EXERCISE REQUIREMENTS = Check every line below for the string "into", and copy the lines that contain it.

SUPPLIED DATA =
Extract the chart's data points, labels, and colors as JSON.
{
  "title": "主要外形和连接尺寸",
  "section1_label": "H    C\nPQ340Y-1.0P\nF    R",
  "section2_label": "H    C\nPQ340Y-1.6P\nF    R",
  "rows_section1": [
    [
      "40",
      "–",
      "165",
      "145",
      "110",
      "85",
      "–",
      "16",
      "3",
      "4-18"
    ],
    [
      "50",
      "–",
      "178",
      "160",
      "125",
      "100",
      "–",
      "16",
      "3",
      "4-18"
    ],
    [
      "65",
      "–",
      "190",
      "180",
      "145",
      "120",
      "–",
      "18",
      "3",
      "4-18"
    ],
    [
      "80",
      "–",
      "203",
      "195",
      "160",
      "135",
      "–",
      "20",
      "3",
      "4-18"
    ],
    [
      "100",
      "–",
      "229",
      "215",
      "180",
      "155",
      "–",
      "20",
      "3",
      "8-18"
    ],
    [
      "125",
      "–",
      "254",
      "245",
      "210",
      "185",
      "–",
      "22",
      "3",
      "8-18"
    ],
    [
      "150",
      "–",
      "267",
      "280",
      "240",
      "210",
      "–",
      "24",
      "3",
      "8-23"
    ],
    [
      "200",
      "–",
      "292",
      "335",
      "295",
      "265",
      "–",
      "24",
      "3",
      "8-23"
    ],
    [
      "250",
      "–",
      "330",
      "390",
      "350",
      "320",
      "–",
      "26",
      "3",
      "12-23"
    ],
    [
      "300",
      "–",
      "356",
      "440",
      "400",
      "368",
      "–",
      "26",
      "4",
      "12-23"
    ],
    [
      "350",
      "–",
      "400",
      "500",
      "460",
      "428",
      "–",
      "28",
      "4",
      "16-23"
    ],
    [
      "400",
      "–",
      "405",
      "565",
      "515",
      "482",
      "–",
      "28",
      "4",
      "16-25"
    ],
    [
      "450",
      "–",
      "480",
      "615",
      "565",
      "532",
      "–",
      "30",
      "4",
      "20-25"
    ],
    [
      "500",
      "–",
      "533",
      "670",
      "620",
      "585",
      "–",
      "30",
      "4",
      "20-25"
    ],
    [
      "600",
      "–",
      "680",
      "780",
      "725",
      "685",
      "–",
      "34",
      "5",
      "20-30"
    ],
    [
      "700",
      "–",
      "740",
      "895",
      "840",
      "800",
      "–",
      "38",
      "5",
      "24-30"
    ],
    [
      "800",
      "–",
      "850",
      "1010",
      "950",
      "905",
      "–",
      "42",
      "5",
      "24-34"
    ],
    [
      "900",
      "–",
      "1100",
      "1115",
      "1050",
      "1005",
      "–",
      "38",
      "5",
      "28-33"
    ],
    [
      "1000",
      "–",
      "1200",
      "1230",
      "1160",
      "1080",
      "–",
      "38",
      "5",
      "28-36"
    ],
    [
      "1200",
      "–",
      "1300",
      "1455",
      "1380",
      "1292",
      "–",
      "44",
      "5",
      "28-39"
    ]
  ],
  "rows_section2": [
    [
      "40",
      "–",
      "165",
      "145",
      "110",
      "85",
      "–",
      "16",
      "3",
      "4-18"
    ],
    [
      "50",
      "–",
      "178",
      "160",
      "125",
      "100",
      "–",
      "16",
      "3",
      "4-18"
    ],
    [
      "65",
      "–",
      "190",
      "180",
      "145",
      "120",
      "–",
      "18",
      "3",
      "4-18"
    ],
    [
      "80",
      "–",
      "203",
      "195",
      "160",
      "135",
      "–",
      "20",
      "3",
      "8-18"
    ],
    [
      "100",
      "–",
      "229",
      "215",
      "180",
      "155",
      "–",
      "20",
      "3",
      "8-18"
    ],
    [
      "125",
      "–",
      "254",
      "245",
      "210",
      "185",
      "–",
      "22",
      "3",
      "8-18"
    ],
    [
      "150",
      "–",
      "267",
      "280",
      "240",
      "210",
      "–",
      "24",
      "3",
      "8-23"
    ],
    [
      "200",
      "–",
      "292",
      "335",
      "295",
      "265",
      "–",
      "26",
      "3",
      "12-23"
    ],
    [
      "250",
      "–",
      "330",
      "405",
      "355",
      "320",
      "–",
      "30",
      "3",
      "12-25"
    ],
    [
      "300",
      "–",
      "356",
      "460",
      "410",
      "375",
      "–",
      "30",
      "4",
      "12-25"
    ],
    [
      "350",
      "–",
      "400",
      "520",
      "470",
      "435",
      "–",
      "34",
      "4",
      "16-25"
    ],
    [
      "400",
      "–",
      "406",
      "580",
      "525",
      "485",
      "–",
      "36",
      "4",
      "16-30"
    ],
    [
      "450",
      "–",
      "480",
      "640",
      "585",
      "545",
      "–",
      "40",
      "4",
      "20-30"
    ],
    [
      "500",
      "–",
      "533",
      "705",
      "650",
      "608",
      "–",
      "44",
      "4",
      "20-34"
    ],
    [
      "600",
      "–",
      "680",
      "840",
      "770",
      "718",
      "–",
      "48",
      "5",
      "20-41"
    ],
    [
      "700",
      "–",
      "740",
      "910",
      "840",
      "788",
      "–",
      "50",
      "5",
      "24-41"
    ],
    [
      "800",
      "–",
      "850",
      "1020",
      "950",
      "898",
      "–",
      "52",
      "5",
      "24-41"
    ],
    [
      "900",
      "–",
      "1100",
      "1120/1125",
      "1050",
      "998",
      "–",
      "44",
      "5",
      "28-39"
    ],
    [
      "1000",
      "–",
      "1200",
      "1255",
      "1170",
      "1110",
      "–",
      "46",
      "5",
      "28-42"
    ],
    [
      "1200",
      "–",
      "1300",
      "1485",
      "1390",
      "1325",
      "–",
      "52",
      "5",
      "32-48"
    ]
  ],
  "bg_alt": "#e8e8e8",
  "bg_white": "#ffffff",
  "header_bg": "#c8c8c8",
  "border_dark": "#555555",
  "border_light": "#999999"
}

--

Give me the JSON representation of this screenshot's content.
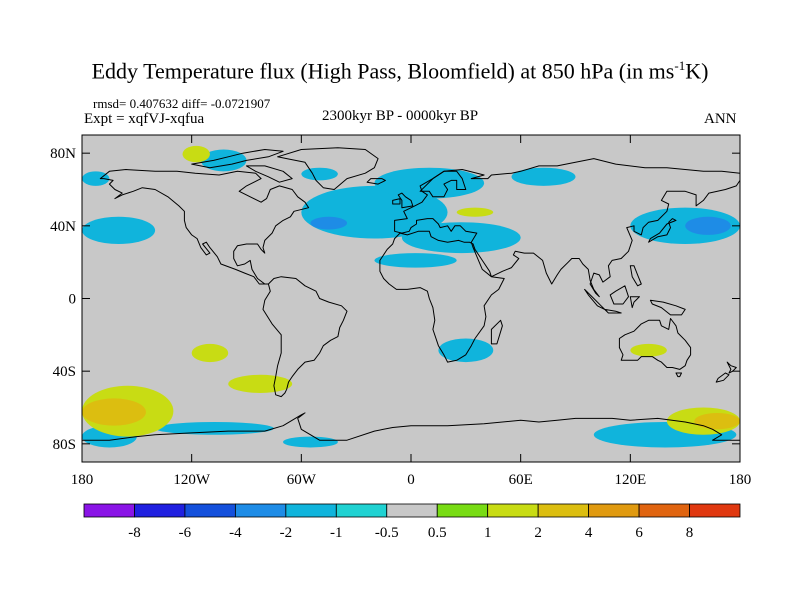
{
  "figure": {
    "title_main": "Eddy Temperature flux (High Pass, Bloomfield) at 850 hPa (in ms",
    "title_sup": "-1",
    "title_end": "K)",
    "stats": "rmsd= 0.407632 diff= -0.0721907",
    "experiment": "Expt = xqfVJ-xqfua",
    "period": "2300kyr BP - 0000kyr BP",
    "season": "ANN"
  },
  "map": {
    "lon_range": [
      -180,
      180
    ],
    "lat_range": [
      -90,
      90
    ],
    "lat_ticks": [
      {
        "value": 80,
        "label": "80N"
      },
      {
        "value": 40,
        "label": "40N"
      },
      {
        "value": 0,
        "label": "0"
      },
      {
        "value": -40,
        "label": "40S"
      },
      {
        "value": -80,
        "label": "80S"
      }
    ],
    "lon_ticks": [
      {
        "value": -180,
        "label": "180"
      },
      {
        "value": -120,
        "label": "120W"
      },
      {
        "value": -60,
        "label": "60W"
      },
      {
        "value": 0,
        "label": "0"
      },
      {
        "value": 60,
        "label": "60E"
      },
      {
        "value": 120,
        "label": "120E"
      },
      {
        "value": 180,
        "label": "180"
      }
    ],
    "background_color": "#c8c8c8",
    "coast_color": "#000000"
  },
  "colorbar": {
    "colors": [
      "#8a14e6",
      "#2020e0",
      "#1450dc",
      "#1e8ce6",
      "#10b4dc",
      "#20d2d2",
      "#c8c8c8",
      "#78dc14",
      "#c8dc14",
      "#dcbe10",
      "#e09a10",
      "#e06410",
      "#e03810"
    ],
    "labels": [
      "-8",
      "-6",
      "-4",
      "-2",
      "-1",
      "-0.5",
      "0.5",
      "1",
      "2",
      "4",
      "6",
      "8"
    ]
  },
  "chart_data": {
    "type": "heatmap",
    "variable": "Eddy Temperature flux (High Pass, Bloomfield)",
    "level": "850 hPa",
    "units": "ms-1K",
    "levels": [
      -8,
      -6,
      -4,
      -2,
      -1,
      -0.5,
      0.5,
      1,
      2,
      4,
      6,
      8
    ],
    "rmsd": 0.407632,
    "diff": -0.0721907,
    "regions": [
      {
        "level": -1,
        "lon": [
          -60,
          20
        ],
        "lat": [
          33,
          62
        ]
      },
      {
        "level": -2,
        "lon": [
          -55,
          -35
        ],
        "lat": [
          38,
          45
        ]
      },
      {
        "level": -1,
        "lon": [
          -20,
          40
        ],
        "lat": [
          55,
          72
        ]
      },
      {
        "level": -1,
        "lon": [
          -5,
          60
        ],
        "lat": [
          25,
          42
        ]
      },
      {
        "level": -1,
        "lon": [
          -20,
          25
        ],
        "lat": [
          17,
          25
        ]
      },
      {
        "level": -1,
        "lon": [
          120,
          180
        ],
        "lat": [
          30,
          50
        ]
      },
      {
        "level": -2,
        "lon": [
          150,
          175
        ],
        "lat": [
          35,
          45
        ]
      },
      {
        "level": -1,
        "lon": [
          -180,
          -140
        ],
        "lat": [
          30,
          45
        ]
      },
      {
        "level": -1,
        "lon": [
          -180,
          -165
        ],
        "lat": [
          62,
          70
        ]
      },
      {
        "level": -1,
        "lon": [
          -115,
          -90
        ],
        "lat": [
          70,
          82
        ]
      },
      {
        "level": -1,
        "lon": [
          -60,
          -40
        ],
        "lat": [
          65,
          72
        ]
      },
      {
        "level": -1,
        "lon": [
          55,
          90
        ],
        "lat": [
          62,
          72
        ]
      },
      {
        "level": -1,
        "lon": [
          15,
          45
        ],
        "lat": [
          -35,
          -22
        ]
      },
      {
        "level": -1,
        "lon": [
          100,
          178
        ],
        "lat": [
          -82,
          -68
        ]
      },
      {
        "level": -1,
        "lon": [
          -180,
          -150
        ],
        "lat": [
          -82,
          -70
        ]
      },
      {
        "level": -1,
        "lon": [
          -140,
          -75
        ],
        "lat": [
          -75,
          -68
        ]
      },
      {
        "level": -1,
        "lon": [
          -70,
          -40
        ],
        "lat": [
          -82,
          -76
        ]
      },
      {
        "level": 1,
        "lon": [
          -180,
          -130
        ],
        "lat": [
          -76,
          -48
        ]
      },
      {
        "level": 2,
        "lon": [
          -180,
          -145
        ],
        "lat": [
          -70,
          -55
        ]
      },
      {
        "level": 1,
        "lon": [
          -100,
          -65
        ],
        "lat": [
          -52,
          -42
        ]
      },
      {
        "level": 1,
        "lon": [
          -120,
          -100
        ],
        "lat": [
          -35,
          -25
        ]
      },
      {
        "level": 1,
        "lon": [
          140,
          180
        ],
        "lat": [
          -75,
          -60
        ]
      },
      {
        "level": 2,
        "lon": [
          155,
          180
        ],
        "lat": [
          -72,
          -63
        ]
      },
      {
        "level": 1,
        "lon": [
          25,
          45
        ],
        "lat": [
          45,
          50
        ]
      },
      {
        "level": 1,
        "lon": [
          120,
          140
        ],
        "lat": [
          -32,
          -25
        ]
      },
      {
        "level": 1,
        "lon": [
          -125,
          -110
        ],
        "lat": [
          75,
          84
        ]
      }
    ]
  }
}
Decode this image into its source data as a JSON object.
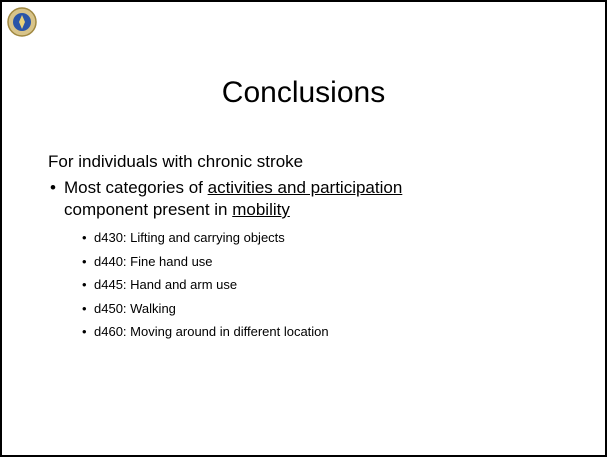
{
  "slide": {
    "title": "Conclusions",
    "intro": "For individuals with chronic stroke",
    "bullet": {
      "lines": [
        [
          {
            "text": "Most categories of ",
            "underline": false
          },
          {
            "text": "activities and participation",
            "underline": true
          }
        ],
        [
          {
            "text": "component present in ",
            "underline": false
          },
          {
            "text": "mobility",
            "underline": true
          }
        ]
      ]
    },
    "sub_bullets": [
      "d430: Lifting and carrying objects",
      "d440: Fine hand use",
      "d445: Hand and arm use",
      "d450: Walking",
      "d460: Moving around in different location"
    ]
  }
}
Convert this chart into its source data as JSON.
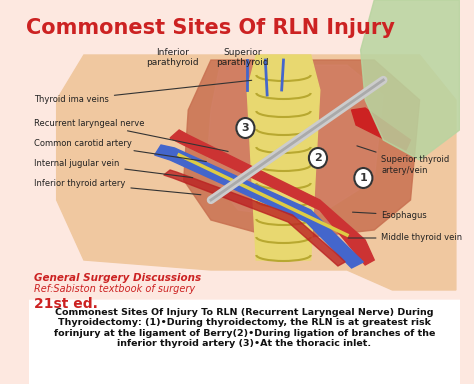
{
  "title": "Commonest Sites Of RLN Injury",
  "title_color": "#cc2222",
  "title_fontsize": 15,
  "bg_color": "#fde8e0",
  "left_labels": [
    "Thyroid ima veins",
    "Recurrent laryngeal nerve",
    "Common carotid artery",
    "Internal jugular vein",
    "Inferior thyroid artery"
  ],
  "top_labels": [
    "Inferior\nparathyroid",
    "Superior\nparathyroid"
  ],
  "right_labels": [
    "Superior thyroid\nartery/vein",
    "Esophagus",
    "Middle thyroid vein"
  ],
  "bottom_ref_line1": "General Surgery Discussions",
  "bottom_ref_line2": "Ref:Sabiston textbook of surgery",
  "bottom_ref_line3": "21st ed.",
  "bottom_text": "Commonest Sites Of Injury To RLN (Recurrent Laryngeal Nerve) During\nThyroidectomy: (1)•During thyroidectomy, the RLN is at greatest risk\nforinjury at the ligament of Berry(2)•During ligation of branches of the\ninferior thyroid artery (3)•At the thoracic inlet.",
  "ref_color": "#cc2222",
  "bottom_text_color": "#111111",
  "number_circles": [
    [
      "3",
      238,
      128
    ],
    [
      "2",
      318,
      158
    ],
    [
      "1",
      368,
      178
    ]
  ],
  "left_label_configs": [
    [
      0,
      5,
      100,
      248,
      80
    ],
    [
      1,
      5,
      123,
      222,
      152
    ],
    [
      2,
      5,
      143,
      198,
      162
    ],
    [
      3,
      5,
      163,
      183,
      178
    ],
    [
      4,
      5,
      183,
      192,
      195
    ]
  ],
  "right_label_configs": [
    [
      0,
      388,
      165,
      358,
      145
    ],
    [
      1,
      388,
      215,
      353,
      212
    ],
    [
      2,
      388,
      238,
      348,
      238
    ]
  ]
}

==

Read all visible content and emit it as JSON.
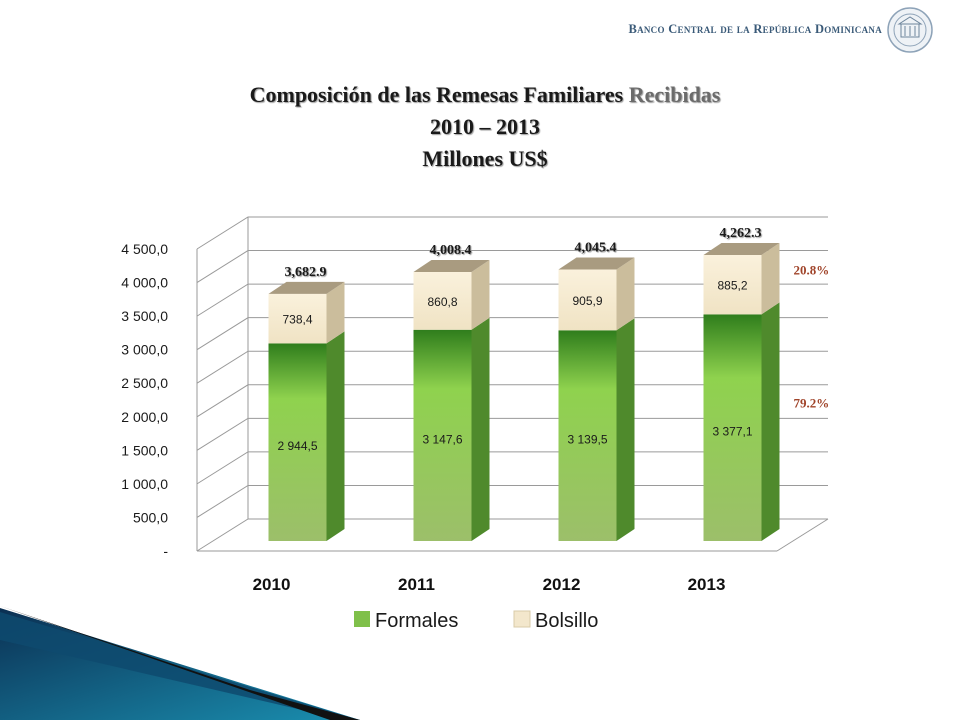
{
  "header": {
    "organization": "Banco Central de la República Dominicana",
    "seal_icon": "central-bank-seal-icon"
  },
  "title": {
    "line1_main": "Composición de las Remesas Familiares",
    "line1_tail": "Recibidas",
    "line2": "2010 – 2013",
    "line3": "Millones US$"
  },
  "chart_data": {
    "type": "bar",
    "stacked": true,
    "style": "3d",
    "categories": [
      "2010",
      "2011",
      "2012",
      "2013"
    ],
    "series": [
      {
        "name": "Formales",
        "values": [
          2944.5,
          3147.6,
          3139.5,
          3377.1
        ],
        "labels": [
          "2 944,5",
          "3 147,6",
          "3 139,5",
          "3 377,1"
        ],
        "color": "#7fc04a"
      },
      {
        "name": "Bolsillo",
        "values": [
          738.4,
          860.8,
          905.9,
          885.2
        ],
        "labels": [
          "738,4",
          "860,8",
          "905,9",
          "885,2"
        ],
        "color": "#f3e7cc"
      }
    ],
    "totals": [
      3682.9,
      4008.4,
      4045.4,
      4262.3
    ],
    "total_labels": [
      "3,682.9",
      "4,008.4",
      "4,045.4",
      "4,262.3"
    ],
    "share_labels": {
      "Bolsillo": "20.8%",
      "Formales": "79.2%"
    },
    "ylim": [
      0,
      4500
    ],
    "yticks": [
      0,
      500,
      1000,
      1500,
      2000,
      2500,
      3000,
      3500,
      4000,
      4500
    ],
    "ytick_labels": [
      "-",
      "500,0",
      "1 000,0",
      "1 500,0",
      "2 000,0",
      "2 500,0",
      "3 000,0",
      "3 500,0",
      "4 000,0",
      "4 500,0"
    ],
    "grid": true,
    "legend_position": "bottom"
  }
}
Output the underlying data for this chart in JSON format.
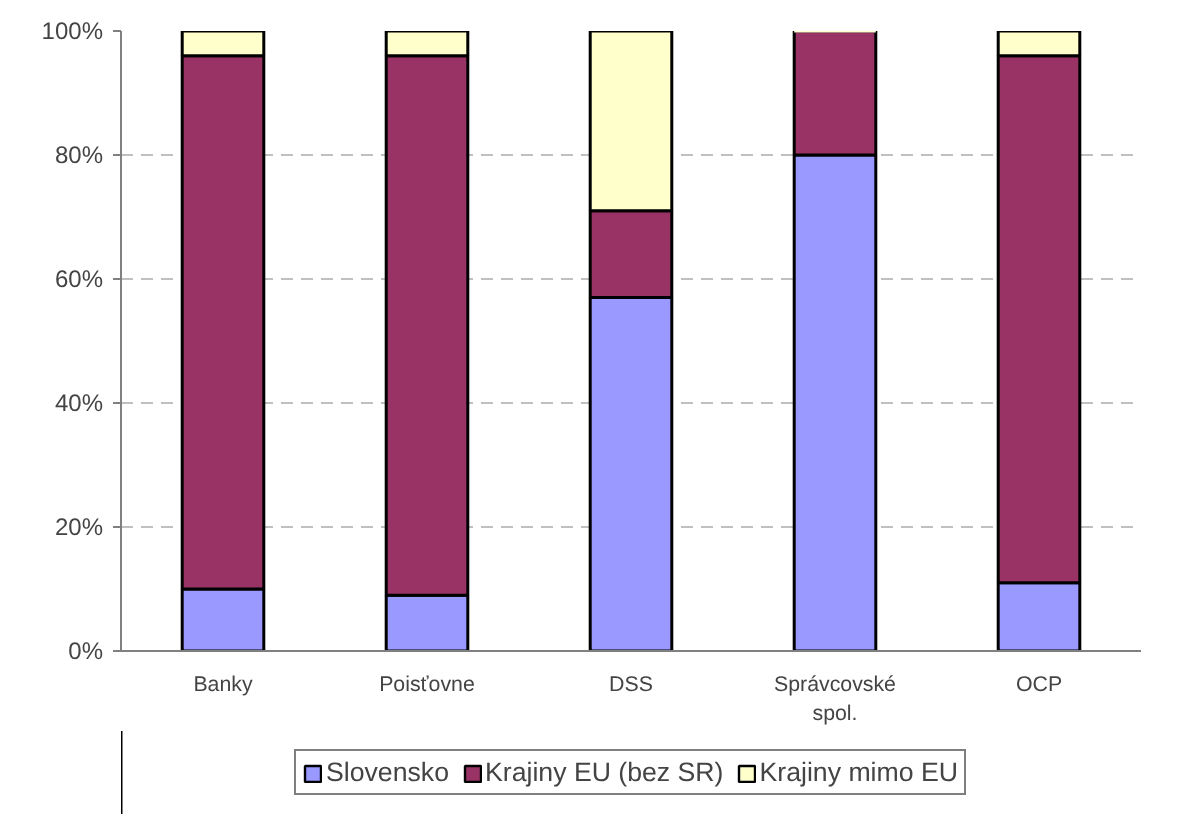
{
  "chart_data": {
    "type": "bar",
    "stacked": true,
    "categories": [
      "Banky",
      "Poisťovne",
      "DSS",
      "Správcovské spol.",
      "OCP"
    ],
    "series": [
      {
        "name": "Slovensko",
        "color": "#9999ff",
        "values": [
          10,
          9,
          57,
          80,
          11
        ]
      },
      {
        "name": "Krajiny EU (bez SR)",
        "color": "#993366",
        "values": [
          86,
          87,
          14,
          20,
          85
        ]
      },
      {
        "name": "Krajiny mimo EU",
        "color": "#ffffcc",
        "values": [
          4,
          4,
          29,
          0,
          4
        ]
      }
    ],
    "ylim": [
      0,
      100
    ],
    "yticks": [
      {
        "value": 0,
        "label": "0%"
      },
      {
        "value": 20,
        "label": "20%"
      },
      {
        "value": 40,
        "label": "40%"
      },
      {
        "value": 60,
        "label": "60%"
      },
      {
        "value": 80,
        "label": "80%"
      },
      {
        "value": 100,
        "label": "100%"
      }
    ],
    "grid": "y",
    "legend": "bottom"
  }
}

ANSWER TO THE PROBLEM =
Decode this image into its source data as a JSON object.
Convert this chart into its source data as JSON.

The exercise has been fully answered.